### Extracted information

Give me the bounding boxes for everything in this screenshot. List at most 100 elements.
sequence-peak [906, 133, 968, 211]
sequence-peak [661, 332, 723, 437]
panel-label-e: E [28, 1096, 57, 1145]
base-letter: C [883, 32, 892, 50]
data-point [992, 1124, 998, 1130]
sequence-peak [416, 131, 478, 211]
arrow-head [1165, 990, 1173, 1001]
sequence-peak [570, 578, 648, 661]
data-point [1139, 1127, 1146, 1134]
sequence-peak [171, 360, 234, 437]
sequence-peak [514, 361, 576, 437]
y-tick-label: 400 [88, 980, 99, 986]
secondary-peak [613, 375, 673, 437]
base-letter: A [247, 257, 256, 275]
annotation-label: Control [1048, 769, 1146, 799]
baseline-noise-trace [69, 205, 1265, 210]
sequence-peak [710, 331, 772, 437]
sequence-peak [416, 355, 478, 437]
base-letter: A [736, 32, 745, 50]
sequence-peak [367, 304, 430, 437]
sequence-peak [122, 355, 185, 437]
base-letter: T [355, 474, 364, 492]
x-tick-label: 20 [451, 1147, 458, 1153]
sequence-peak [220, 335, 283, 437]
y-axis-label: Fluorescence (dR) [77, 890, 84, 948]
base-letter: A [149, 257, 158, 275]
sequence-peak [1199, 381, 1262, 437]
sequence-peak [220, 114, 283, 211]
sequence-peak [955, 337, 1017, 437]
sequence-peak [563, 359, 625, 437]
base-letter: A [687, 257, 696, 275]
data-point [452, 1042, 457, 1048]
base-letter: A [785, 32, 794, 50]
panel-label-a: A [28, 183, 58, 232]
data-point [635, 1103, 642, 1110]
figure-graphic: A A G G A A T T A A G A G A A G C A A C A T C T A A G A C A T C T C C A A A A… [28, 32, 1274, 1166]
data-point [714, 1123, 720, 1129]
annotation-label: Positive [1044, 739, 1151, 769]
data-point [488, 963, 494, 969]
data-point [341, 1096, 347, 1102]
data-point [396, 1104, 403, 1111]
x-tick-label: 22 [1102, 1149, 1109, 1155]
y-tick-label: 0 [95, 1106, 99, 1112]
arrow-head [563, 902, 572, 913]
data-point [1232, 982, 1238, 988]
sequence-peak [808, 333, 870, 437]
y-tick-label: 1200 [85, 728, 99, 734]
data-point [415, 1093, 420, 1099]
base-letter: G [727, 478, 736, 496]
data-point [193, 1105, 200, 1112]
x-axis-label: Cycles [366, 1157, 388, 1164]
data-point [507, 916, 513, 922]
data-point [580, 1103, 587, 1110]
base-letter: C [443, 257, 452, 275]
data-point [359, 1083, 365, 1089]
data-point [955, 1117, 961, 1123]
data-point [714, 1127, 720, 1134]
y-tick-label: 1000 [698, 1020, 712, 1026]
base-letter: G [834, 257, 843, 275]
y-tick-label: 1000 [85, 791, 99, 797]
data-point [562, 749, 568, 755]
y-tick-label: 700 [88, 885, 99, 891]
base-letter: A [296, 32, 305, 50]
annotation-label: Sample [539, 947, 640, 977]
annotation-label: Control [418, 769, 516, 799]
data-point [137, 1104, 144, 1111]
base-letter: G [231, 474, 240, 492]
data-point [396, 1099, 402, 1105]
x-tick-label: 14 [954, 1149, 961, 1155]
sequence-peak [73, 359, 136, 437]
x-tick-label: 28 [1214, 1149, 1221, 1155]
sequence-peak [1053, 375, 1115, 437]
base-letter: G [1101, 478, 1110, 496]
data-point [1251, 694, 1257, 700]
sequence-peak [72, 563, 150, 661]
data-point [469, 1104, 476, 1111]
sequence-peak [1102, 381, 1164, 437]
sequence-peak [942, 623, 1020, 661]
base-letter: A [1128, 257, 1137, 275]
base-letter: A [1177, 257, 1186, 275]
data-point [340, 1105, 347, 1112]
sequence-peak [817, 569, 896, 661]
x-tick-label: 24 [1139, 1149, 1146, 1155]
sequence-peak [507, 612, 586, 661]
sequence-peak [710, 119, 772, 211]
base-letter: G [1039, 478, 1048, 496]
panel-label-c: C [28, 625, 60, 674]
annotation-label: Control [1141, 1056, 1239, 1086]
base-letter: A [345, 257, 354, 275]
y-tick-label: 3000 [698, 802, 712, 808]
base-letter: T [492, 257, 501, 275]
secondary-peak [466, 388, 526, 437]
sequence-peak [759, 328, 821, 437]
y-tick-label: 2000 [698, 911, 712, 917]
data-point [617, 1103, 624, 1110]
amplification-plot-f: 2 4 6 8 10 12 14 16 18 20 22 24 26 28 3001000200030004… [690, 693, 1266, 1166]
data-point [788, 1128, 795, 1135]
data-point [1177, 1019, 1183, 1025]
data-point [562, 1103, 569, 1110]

######

• **Do this**
Pull out each line of the records above that contains the string "annotation", matching uppercase and lowercase exactly.

• **Worked solution**
annotation-label: Control [1048, 769, 1146, 799]
annotation-label: Positive [1044, 739, 1151, 769]
annotation-label: Sample [539, 947, 640, 977]
annotation-label: Control [418, 769, 516, 799]
annotation-label: Control [1141, 1056, 1239, 1086]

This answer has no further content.